[start PROVIDED RECORDS]

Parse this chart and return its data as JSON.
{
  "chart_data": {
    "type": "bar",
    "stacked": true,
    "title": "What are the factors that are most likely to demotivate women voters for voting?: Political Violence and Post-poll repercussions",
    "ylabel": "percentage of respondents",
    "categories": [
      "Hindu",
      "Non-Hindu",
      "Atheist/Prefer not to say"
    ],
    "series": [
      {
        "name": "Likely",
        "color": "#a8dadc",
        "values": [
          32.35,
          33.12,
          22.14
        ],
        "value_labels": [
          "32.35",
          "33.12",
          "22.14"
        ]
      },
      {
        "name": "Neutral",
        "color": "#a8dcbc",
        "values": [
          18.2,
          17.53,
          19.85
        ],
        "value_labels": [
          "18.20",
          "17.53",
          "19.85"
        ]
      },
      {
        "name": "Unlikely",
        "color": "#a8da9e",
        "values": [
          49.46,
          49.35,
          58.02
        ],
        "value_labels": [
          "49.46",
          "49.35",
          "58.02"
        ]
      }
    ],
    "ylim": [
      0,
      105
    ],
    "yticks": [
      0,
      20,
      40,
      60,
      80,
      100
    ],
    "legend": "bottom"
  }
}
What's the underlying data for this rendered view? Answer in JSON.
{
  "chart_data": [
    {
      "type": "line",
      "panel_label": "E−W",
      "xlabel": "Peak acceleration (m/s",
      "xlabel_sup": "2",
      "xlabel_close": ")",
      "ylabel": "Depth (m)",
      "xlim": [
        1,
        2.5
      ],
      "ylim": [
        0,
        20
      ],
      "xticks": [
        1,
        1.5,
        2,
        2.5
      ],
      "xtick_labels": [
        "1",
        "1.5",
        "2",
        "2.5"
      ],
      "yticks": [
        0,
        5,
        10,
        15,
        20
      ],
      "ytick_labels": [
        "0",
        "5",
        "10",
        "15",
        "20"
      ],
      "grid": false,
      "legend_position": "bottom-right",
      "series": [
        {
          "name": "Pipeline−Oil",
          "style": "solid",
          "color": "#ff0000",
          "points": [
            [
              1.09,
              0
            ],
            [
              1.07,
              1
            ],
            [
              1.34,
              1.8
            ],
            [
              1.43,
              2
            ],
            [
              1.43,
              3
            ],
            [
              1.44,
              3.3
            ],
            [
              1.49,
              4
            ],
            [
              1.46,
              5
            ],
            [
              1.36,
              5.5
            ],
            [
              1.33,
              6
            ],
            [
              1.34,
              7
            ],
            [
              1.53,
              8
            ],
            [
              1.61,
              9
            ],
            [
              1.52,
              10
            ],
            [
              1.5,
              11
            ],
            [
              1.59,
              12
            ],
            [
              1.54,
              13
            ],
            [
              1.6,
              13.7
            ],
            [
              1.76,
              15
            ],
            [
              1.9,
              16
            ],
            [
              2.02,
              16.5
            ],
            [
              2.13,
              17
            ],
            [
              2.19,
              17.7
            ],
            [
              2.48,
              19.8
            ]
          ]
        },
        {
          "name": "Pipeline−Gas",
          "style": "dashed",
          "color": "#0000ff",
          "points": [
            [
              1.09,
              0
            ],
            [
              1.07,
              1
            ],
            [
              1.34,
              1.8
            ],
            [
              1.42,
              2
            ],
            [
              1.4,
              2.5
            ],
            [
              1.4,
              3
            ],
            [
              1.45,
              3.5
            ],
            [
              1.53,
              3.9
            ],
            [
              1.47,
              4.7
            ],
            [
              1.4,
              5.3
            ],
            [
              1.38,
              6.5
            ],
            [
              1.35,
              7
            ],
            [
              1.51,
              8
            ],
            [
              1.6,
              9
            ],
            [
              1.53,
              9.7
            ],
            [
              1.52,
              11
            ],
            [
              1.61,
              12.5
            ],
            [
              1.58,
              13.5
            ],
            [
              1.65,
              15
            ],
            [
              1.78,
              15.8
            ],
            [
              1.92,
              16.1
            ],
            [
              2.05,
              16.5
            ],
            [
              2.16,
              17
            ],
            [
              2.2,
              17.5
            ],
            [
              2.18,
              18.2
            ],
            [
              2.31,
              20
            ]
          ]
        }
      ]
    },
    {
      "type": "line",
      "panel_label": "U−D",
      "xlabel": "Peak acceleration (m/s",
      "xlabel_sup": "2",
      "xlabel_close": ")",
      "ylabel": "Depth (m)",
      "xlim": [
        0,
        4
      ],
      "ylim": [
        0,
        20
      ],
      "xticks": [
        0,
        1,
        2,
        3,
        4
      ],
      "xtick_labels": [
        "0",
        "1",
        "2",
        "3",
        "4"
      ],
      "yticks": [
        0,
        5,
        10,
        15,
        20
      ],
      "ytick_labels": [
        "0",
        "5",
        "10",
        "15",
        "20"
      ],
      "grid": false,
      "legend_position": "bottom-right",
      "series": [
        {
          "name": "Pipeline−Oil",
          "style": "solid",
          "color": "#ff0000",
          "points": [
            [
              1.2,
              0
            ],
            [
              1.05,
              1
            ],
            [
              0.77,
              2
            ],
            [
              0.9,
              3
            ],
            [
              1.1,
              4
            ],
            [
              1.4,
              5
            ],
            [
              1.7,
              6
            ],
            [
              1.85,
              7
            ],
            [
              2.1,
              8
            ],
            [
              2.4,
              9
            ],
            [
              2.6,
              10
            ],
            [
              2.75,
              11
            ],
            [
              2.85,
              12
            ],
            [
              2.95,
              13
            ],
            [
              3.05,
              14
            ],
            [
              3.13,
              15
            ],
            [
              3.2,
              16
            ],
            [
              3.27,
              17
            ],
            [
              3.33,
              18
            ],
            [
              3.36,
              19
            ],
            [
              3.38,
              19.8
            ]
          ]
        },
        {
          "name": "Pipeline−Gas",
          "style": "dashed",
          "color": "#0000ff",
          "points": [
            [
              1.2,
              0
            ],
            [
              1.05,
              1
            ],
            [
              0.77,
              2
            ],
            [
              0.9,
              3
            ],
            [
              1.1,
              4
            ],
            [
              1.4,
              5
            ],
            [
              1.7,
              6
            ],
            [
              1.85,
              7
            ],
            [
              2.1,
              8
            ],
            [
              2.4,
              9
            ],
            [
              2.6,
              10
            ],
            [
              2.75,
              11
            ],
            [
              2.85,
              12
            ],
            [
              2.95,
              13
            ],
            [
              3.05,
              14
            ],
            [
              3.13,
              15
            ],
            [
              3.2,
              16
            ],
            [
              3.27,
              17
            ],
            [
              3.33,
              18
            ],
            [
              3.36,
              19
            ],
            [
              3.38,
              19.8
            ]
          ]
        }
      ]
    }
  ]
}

[end PROVIDED RECORDS]

- EXERCISE REQUIREMENTS -
Exactly reproduce every record.

- SOLVED EXERCISE -
Parse this chart and return its data as JSON.
{
  "chart_data": {
    "type": "bar",
    "stacked": true,
    "title": "What are the factors that are most likely to demotivate women voters for voting?: Political Violence and Post-poll repercussions",
    "ylabel": "percentage of respondents",
    "categories": [
      "Hindu",
      "Non-Hindu",
      "Atheist/Prefer not to say"
    ],
    "series": [
      {
        "name": "Likely",
        "color": "#a8dadc",
        "values": [
          32.35,
          33.12,
          22.14
        ],
        "value_labels": [
          "32.35",
          "33.12",
          "22.14"
        ]
      },
      {
        "name": "Neutral",
        "color": "#a8dcbc",
        "values": [
          18.2,
          17.53,
          19.85
        ],
        "value_labels": [
          "18.20",
          "17.53",
          "19.85"
        ]
      },
      {
        "name": "Unlikely",
        "color": "#a8da9e",
        "values": [
          49.46,
          49.35,
          58.02
        ],
        "value_labels": [
          "49.46",
          "49.35",
          "58.02"
        ]
      }
    ],
    "ylim": [
      0,
      105
    ],
    "yticks": [
      0,
      20,
      40,
      60,
      80,
      100
    ],
    "legend": "bottom"
  }
}
What's the underlying data for this rendered view? Answer in JSON.
{
  "chart_data": [
    {
      "type": "line",
      "panel_label": "E−W",
      "xlabel": "Peak acceleration (m/s",
      "xlabel_sup": "2",
      "xlabel_close": ")",
      "ylabel": "Depth (m)",
      "xlim": [
        1,
        2.5
      ],
      "ylim": [
        0,
        20
      ],
      "xticks": [
        1,
        1.5,
        2,
        2.5
      ],
      "xtick_labels": [
        "1",
        "1.5",
        "2",
        "2.5"
      ],
      "yticks": [
        0,
        5,
        10,
        15,
        20
      ],
      "ytick_labels": [
        "0",
        "5",
        "10",
        "15",
        "20"
      ],
      "grid": false,
      "legend_position": "bottom-right",
      "series": [
        {
          "name": "Pipeline−Oil",
          "style": "solid",
          "color": "#ff0000",
          "points": [
            [
              1.09,
              0
            ],
            [
              1.07,
              1
            ],
            [
              1.34,
              1.8
            ],
            [
              1.43,
              2
            ],
            [
              1.43,
              3
            ],
            [
              1.44,
              3.3
            ],
            [
              1.49,
              4
            ],
            [
              1.46,
              5
            ],
            [
              1.36,
              5.5
            ],
            [
              1.33,
              6
            ],
            [
              1.34,
              7
            ],
            [
              1.53,
              8
            ],
            [
              1.61,
              9
            ],
            [
              1.52,
              10
            ],
            [
              1.5,
              11
            ],
            [
              1.59,
              12
            ],
            [
              1.54,
              13
            ],
            [
              1.6,
              13.7
            ],
            [
              1.76,
              15
            ],
            [
              1.9,
              16
            ],
            [
              2.02,
              16.5
            ],
            [
              2.13,
              17
            ],
            [
              2.19,
              17.7
            ],
            [
              2.48,
              19.8
            ]
          ]
        },
        {
          "name": "Pipeline−Gas",
          "style": "dashed",
          "color": "#0000ff",
          "points": [
            [
              1.09,
              0
            ],
            [
              1.07,
              1
            ],
            [
              1.34,
              1.8
            ],
            [
              1.42,
              2
            ],
            [
              1.4,
              2.5
            ],
            [
              1.4,
              3
            ],
            [
              1.45,
              3.5
            ],
            [
              1.53,
              3.9
            ],
            [
              1.47,
              4.7
            ],
            [
              1.4,
              5.3
            ],
            [
              1.38,
              6.5
            ],
            [
              1.35,
              7
            ],
            [
              1.51,
              8
            ],
            [
              1.6,
              9
            ],
            [
              1.53,
              9.7
            ],
            [
              1.52,
              11
            ],
            [
              1.61,
              12.5
            ],
            [
              1.58,
              13.5
            ],
            [
              1.65,
              15
            ],
            [
              1.78,
              15.8
            ],
            [
              1.92,
              16.1
            ],
            [
              2.05,
              16.5
            ],
            [
              2.16,
              17
            ],
            [
              2.2,
              17.5
            ],
            [
              2.18,
              18.2
            ],
            [
              2.31,
              20
            ]
          ]
        }
      ]
    },
    {
      "type": "line",
      "panel_label": "U−D",
      "xlabel": "Peak acceleration (m/s",
      "xlabel_sup": "2",
      "xlabel_close": ")",
      "ylabel": "Depth (m)",
      "xlim": [
        0,
        4
      ],
      "ylim": [
        0,
        20
      ],
      "xticks": [
        0,
        1,
        2,
        3,
        4
      ],
      "xtick_labels": [
        "0",
        "1",
        "2",
        "3",
        "4"
      ],
      "yticks": [
        0,
        5,
        10,
        15,
        20
      ],
      "ytick_labels": [
        "0",
        "5",
        "10",
        "15",
        "20"
      ],
      "grid": false,
      "legend_position": "bottom-right",
      "series": [
        {
          "name": "Pipeline−Oil",
          "style": "solid",
          "color": "#ff0000",
          "points": [
            [
              1.2,
              0
            ],
            [
              1.05,
              1
            ],
            [
              0.77,
              2
            ],
            [
              0.9,
              3
            ],
            [
              1.1,
              4
            ],
            [
              1.4,
              5
            ],
            [
              1.7,
              6
            ],
            [
              1.85,
              7
            ],
            [
              2.1,
              8
            ],
            [
              2.4,
              9
            ],
            [
              2.6,
              10
            ],
            [
              2.75,
              11
            ],
            [
              2.85,
              12
            ],
            [
              2.95,
              13
            ],
            [
              3.05,
              14
            ],
            [
              3.13,
              15
            ],
            [
              3.2,
              16
            ],
            [
              3.27,
              17
            ],
            [
              3.33,
              18
            ],
            [
              3.36,
              19
            ],
            [
              3.38,
              19.8
            ]
          ]
        },
        {
          "name": "Pipeline−Gas",
          "style": "dashed",
          "color": "#0000ff",
          "points": [
            [
              1.2,
              0
            ],
            [
              1.05,
              1
            ],
            [
              0.77,
              2
            ],
            [
              0.9,
              3
            ],
            [
              1.1,
              4
            ],
            [
              1.4,
              5
            ],
            [
              1.7,
              6
            ],
            [
              1.85,
              7
            ],
            [
              2.1,
              8
            ],
            [
              2.4,
              9
            ],
            [
              2.6,
              10
            ],
            [
              2.75,
              11
            ],
            [
              2.85,
              12
            ],
            [
              2.95,
              13
            ],
            [
              3.05,
              14
            ],
            [
              3.13,
              15
            ],
            [
              3.2,
              16
            ],
            [
              3.27,
              17
            ],
            [
              3.33,
              18
            ],
            [
              3.36,
              19
            ],
            [
              3.38,
              19.8
            ]
          ]
        }
      ]
    }
  ]
}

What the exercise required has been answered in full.